* [Goal of the exercise] Any pictures in the records below should be skipped; write out everything else exactly.
==== Dataset excerpts
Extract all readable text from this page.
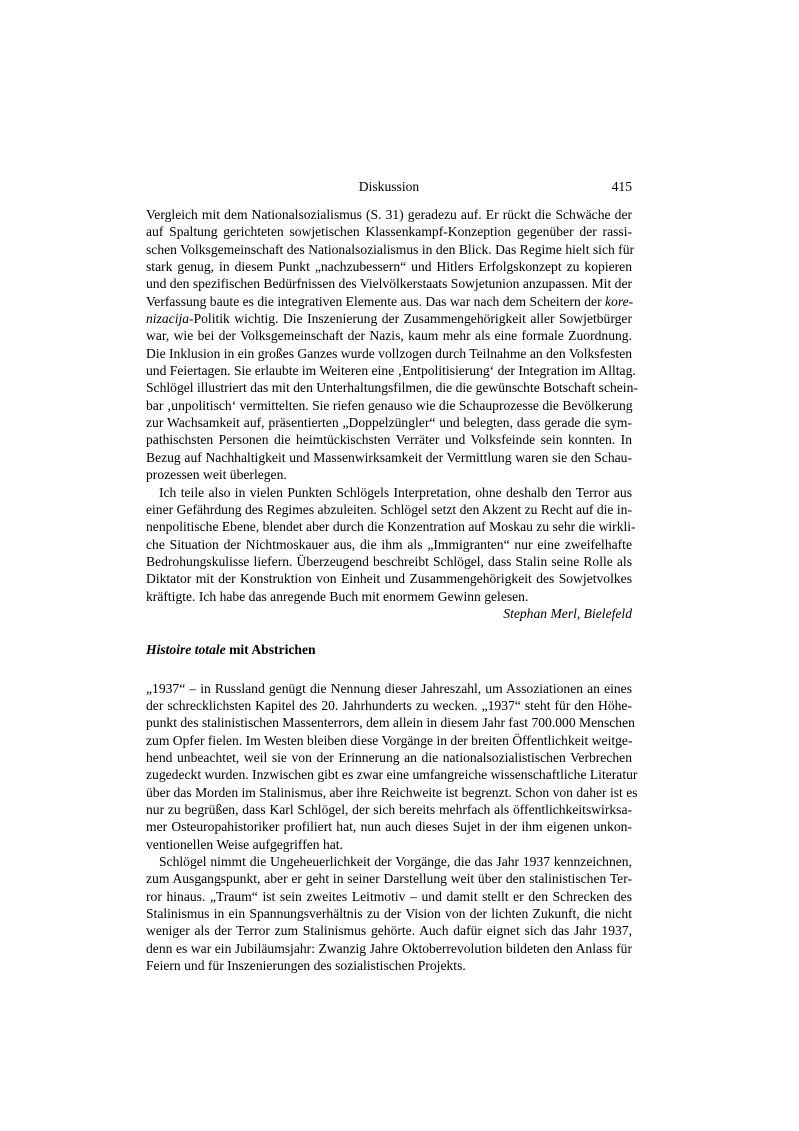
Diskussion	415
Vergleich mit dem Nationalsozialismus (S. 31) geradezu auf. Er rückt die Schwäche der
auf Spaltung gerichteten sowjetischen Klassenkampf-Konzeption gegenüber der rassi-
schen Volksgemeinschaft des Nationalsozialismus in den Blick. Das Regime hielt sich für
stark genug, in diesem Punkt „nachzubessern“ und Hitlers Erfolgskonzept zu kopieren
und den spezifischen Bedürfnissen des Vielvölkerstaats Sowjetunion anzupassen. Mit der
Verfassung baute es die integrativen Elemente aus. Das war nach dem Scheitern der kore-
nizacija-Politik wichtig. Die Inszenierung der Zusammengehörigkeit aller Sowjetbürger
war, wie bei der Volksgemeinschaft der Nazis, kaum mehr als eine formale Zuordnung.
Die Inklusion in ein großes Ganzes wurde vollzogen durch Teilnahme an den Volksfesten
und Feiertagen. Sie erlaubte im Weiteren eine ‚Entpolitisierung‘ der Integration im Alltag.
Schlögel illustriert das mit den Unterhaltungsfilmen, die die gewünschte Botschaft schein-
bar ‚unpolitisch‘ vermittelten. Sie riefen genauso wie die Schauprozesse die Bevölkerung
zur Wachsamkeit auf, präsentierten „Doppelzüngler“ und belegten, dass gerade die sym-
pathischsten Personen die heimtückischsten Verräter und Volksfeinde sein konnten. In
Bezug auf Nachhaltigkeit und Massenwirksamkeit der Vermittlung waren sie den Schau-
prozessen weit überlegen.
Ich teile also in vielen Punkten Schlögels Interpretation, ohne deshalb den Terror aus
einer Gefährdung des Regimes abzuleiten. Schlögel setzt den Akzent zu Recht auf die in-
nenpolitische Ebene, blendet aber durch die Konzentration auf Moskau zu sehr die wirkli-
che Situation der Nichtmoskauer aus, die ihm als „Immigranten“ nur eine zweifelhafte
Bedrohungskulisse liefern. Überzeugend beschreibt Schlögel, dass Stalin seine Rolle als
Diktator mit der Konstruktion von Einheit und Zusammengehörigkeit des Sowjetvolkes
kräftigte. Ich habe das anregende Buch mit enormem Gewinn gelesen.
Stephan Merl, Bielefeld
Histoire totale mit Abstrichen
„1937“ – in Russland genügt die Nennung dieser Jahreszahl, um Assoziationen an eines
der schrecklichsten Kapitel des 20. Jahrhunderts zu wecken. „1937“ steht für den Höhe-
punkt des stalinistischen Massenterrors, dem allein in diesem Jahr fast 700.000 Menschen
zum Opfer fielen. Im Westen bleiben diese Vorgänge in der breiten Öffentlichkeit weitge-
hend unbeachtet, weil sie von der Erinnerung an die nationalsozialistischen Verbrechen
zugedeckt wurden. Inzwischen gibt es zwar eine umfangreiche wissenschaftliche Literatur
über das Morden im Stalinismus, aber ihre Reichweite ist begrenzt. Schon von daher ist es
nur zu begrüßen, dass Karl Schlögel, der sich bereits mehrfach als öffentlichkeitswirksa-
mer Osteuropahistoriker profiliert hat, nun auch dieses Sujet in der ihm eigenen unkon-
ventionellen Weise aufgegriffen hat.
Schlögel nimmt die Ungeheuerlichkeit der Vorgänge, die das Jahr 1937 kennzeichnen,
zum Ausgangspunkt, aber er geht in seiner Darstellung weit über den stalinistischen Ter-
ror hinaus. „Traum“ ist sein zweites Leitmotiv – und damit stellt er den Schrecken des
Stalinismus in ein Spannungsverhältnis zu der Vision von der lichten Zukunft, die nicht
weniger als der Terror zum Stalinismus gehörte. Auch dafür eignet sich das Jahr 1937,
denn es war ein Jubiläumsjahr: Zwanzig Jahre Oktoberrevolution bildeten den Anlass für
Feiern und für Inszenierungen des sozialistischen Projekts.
========
* [The response]
Extract all readable text from this page.
Diskussion	415
Vergleich mit dem Nationalsozialismus (S. 31) geradezu auf. Er rückt die Schwäche der
auf Spaltung gerichteten sowjetischen Klassenkampf-Konzeption gegenüber der rassi-
schen Volksgemeinschaft des Nationalsozialismus in den Blick. Das Regime hielt sich für
stark genug, in diesem Punkt „nachzubessern“ und Hitlers Erfolgskonzept zu kopieren
und den spezifischen Bedürfnissen des Vielvölkerstaats Sowjetunion anzupassen. Mit der
Verfassung baute es die integrativen Elemente aus. Das war nach dem Scheitern der kore-
nizacija-Politik wichtig. Die Inszenierung der Zusammengehörigkeit aller Sowjetbürger
war, wie bei der Volksgemeinschaft der Nazis, kaum mehr als eine formale Zuordnung.
Die Inklusion in ein großes Ganzes wurde vollzogen durch Teilnahme an den Volksfesten
und Feiertagen. Sie erlaubte im Weiteren eine ‚Entpolitisierung‘ der Integration im Alltag.
Schlögel illustriert das mit den Unterhaltungsfilmen, die die gewünschte Botschaft schein-
bar ‚unpolitisch‘ vermittelten. Sie riefen genauso wie die Schauprozesse die Bevölkerung
zur Wachsamkeit auf, präsentierten „Doppelzüngler“ und belegten, dass gerade die sym-
pathischsten Personen die heimtückischsten Verräter und Volksfeinde sein konnten. In
Bezug auf Nachhaltigkeit und Massenwirksamkeit der Vermittlung waren sie den Schau-
prozessen weit überlegen.
Ich teile also in vielen Punkten Schlögels Interpretation, ohne deshalb den Terror aus
einer Gefährdung des Regimes abzuleiten. Schlögel setzt den Akzent zu Recht auf die in-
nenpolitische Ebene, blendet aber durch die Konzentration auf Moskau zu sehr die wirkli-
che Situation der Nichtmoskauer aus, die ihm als „Immigranten“ nur eine zweifelhafte
Bedrohungskulisse liefern. Überzeugend beschreibt Schlögel, dass Stalin seine Rolle als
Diktator mit der Konstruktion von Einheit und Zusammengehörigkeit des Sowjetvolkes
kräftigte. Ich habe das anregende Buch mit enormem Gewinn gelesen.
Stephan Merl, Bielefeld
Histoire totale mit Abstrichen
„1937“ – in Russland genügt die Nennung dieser Jahreszahl, um Assoziationen an eines
der schrecklichsten Kapitel des 20. Jahrhunderts zu wecken. „1937“ steht für den Höhe-
punkt des stalinistischen Massenterrors, dem allein in diesem Jahr fast 700.000 Menschen
zum Opfer fielen. Im Westen bleiben diese Vorgänge in der breiten Öffentlichkeit weitge-
hend unbeachtet, weil sie von der Erinnerung an die nationalsozialistischen Verbrechen
zugedeckt wurden. Inzwischen gibt es zwar eine umfangreiche wissenschaftliche Literatur
über das Morden im Stalinismus, aber ihre Reichweite ist begrenzt. Schon von daher ist es
nur zu begrüßen, dass Karl Schlögel, der sich bereits mehrfach als öffentlichkeitswirksa-
mer Osteuropahistoriker profiliert hat, nun auch dieses Sujet in der ihm eigenen unkon-
ventionellen Weise aufgegriffen hat.
Schlögel nimmt die Ungeheuerlichkeit der Vorgänge, die das Jahr 1937 kennzeichnen,
zum Ausgangspunkt, aber er geht in seiner Darstellung weit über den stalinistischen Ter-
ror hinaus. „Traum“ ist sein zweites Leitmotiv – und damit stellt er den Schrecken des
Stalinismus in ein Spannungsverhältnis zu der Vision von der lichten Zukunft, die nicht
weniger als der Terror zum Stalinismus gehörte. Auch dafür eignet sich das Jahr 1937,
denn es war ein Jubiläumsjahr: Zwanzig Jahre Oktoberrevolution bildeten den Anlass für
Feiern und für Inszenierungen des sozialistischen Projekts.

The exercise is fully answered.